## Given task
Hunt for the word "text" across the entries below, copying each line that holds it.

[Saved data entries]
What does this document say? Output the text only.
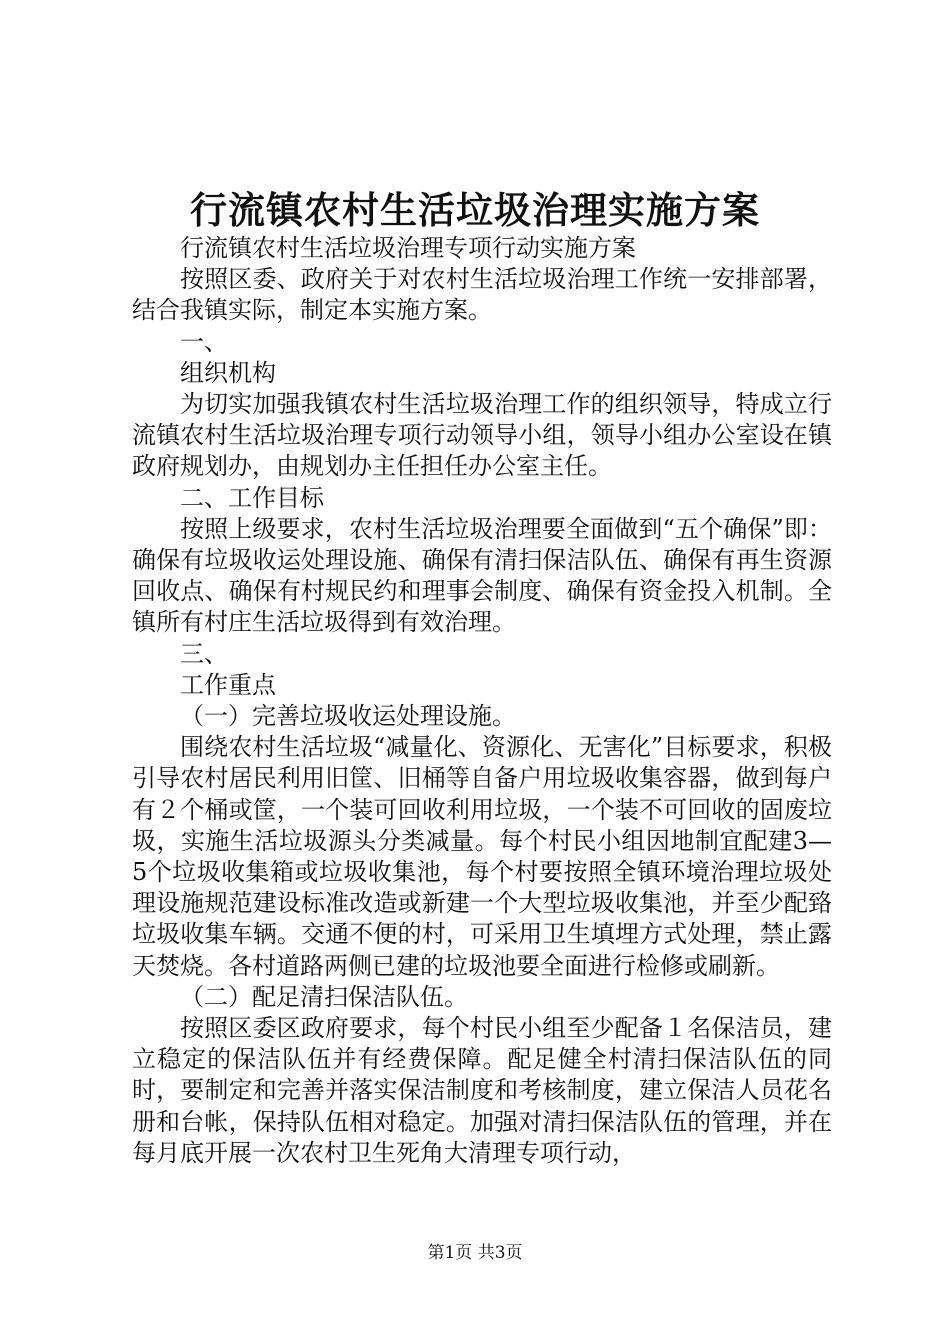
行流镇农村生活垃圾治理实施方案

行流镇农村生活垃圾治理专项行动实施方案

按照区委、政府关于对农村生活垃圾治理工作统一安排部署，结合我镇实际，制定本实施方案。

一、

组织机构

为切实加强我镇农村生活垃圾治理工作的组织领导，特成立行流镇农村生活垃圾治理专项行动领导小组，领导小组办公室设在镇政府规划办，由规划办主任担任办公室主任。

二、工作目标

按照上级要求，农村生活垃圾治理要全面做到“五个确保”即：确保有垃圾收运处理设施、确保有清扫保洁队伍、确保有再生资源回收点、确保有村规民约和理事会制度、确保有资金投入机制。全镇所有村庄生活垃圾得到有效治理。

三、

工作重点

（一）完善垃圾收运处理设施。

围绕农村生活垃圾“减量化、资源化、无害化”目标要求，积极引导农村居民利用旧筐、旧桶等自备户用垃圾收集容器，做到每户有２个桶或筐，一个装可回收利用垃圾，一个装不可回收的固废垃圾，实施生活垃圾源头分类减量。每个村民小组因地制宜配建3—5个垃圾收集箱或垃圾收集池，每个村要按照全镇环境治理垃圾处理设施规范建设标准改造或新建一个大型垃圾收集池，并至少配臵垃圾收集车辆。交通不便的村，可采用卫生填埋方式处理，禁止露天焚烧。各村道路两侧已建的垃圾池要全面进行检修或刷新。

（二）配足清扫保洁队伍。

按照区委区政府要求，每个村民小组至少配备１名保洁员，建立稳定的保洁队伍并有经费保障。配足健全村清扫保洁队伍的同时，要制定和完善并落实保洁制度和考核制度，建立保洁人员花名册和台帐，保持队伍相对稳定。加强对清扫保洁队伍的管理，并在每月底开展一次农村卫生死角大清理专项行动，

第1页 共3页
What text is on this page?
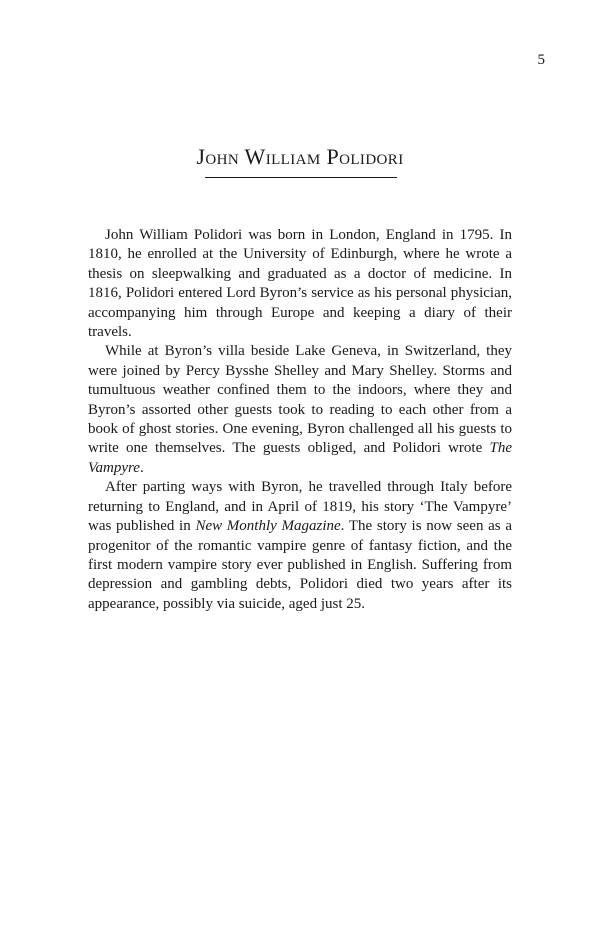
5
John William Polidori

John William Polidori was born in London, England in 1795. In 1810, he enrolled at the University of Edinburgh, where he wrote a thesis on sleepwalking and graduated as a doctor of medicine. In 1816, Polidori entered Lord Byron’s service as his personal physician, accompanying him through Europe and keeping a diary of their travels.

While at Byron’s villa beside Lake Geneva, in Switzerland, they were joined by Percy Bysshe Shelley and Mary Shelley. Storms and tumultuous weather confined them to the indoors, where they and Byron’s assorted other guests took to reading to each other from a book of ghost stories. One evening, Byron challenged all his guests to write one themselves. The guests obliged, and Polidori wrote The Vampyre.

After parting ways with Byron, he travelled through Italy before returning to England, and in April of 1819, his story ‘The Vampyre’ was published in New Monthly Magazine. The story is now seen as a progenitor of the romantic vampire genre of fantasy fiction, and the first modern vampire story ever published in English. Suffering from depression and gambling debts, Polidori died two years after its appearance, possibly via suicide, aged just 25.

## Output of the exercise
What does this document say? Output the text only.
What text is on this page?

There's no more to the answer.